> _What to do_:
Word for word, set down the records and skip each picture.

* START *

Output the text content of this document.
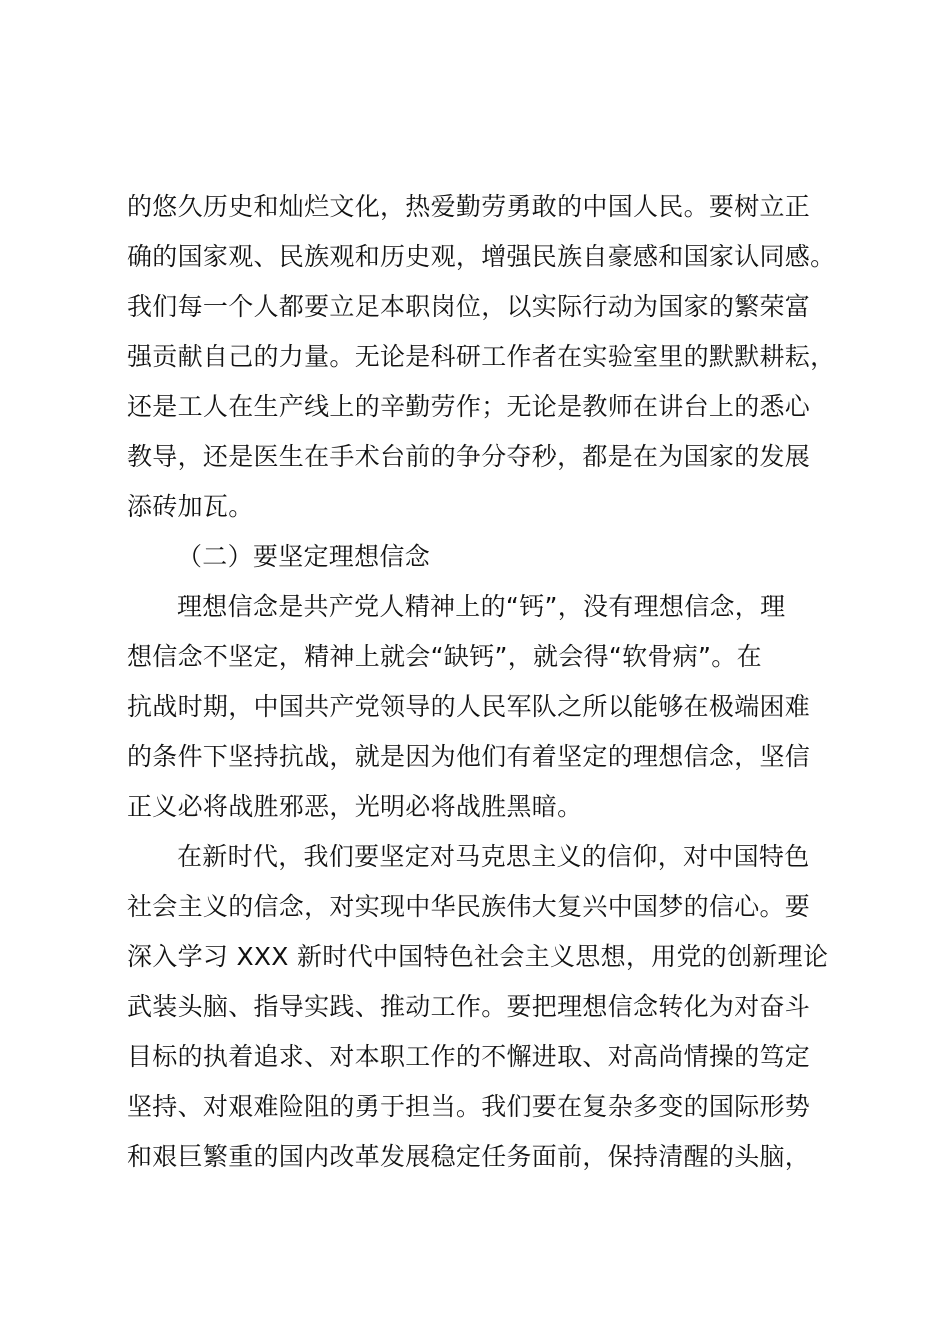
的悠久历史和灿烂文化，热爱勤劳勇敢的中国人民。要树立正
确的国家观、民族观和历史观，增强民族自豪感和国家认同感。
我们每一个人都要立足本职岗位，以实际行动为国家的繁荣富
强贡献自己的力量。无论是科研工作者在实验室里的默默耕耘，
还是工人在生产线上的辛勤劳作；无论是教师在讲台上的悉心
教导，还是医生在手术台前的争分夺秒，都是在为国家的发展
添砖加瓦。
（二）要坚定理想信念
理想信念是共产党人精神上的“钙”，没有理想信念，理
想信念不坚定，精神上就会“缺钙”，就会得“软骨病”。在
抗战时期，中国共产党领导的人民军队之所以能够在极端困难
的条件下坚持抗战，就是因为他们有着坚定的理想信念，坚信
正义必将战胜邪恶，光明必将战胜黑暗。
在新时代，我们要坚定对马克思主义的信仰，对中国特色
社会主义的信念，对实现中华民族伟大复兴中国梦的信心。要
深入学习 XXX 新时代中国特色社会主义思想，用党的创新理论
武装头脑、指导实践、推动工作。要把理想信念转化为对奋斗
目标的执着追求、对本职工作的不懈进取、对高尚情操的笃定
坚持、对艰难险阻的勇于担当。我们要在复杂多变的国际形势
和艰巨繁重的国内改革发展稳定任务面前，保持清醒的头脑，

* END *

> _Completed task_:
Output the text content of this document.
的悠久历史和灿烂文化，热爱勤劳勇敢的中国人民。要树立正
确的国家观、民族观和历史观，增强民族自豪感和国家认同感。
我们每一个人都要立足本职岗位，以实际行动为国家的繁荣富
强贡献自己的力量。无论是科研工作者在实验室里的默默耕耘，
还是工人在生产线上的辛勤劳作；无论是教师在讲台上的悉心
教导，还是医生在手术台前的争分夺秒，都是在为国家的发展
添砖加瓦。
（二）要坚定理想信念
理想信念是共产党人精神上的“钙”，没有理想信念，理
想信念不坚定，精神上就会“缺钙”，就会得“软骨病”。在
抗战时期，中国共产党领导的人民军队之所以能够在极端困难
的条件下坚持抗战，就是因为他们有着坚定的理想信念，坚信
正义必将战胜邪恶，光明必将战胜黑暗。
在新时代，我们要坚定对马克思主义的信仰，对中国特色
社会主义的信念，对实现中华民族伟大复兴中国梦的信心。要
深入学习 XXX 新时代中国特色社会主义思想，用党的创新理论
武装头脑、指导实践、推动工作。要把理想信念转化为对奋斗
目标的执着追求、对本职工作的不懈进取、对高尚情操的笃定
坚持、对艰难险阻的勇于担当。我们要在复杂多变的国际形势
和艰巨繁重的国内改革发展稳定任务面前，保持清醒的头脑，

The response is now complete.